» WHAT THE TASK REQUIRES:
Give the number of lines below that contain the word "their", and nothing else.

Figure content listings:
☆ ☆ ☆ ☆

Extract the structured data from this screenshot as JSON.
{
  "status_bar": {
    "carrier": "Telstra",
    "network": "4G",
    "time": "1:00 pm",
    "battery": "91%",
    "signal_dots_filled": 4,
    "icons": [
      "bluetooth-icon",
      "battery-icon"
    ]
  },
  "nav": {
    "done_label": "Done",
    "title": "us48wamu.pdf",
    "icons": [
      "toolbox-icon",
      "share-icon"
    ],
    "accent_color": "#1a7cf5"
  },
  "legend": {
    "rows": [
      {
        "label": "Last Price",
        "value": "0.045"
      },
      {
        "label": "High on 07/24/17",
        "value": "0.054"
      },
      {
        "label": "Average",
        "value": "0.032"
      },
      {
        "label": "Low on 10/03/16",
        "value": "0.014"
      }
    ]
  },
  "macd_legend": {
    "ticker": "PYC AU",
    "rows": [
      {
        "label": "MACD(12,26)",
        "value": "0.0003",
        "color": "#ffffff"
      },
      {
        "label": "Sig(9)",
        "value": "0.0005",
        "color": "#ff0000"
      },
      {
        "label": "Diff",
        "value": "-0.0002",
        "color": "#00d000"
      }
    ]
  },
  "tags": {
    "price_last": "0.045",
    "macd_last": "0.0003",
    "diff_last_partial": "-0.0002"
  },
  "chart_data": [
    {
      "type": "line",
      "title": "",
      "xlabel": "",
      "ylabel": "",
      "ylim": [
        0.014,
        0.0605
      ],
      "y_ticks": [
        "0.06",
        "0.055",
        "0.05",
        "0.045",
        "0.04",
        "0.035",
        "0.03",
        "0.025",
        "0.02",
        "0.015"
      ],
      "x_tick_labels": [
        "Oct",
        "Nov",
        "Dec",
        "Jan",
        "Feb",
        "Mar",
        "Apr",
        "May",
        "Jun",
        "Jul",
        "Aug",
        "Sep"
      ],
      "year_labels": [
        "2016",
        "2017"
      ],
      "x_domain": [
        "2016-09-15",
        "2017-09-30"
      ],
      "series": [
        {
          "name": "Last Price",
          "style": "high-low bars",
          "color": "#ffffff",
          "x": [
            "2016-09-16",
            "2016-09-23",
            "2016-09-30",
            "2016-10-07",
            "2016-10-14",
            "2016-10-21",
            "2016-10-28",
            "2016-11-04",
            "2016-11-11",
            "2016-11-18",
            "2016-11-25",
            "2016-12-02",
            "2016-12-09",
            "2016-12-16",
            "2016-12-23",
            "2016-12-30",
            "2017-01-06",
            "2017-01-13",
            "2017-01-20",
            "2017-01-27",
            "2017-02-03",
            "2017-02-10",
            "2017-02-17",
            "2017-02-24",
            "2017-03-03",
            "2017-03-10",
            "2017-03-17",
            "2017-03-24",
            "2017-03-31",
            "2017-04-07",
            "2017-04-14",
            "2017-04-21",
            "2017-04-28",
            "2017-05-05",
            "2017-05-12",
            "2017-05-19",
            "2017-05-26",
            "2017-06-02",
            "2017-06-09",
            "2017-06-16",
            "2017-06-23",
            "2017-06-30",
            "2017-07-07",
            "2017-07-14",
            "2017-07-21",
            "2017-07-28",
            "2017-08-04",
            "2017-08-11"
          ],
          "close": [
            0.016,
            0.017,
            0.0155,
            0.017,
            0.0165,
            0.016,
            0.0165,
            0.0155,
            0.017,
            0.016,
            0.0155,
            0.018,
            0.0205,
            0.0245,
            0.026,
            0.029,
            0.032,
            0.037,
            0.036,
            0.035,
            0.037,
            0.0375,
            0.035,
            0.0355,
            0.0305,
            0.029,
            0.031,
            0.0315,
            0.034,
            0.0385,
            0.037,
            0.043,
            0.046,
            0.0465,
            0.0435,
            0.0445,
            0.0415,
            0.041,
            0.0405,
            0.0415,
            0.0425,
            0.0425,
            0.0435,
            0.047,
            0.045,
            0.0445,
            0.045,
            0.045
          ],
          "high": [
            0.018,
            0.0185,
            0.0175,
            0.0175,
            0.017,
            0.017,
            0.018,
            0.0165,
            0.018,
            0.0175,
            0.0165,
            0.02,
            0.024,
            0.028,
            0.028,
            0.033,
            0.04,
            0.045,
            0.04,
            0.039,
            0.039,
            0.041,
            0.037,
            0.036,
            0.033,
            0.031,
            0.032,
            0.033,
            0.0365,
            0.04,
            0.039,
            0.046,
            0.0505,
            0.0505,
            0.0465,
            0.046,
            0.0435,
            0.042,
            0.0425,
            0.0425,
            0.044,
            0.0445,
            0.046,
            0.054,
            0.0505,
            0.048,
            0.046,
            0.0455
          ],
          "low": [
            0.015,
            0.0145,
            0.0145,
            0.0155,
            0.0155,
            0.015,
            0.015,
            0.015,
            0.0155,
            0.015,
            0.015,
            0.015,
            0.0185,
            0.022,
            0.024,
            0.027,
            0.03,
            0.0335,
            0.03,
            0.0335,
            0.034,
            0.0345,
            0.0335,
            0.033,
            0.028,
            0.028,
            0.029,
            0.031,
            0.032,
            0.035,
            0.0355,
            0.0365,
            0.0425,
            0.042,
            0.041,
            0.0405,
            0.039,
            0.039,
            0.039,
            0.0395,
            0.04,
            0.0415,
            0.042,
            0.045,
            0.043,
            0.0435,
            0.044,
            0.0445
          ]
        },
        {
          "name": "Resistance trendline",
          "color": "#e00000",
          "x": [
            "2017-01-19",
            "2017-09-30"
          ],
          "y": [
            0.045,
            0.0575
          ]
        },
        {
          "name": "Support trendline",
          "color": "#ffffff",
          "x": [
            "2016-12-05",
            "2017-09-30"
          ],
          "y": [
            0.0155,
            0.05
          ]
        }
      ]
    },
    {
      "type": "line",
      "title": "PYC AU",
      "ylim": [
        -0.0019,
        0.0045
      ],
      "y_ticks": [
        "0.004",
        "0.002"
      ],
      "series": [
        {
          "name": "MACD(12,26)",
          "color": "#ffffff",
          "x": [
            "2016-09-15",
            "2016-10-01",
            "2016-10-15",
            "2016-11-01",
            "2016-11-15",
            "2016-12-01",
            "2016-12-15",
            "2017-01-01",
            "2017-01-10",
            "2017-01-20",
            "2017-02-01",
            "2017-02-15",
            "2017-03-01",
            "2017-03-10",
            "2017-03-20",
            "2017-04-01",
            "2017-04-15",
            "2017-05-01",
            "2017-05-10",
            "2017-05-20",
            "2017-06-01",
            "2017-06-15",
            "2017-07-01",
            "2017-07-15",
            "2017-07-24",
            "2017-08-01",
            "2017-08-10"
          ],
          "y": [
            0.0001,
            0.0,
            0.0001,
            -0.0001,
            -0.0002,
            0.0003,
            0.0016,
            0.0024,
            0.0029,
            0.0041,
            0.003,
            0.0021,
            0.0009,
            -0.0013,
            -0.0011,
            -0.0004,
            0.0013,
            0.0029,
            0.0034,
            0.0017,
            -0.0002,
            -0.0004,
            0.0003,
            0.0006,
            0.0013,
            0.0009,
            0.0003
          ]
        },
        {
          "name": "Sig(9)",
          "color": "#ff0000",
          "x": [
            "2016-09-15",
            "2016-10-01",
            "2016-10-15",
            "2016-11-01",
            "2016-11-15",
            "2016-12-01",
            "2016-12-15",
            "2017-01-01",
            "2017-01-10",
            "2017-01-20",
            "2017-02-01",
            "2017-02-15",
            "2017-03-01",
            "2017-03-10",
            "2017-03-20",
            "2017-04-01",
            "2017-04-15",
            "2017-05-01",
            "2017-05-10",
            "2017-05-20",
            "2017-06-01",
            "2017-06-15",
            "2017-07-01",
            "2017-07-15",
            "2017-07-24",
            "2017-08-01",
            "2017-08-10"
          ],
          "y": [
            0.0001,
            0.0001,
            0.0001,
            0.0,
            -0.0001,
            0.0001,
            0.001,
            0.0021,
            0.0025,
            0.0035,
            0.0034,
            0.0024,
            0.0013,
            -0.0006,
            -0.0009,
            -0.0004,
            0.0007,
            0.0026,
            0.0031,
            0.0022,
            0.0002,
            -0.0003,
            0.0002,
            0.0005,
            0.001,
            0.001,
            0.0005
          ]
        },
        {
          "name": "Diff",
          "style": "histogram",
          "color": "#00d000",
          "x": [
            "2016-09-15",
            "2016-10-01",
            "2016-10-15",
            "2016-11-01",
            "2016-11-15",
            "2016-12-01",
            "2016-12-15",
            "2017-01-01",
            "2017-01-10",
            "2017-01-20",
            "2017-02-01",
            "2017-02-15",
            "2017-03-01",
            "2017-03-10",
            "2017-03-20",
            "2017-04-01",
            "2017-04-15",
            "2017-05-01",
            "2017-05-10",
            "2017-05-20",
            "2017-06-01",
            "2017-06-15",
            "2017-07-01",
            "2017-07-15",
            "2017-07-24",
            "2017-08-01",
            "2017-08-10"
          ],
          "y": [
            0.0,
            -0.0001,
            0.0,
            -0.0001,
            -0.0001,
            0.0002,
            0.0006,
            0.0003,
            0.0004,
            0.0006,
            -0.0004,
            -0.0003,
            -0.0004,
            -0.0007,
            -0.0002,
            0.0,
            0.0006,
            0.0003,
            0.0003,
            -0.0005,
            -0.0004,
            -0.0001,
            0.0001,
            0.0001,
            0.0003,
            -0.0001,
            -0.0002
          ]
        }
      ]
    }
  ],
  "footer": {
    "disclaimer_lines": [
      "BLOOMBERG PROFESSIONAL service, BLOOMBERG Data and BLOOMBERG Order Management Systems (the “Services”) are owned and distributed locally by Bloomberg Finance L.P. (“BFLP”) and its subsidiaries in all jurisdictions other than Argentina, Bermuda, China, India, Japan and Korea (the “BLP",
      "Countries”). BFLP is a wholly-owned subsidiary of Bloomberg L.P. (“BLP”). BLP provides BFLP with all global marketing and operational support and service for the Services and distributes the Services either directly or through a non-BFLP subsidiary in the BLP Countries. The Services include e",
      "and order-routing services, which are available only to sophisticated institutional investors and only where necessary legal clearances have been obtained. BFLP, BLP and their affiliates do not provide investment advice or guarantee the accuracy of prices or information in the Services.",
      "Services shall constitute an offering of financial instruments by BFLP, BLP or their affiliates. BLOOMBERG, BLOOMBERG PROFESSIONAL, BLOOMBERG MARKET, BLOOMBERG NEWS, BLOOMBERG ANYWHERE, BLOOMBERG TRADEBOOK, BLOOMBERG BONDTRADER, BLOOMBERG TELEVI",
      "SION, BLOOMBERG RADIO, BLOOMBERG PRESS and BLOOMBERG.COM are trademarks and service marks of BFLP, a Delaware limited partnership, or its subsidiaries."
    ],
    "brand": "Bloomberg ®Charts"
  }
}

☆ ☆ ☆ ☆

» ANSWER FOR THIS EXERCISE:
2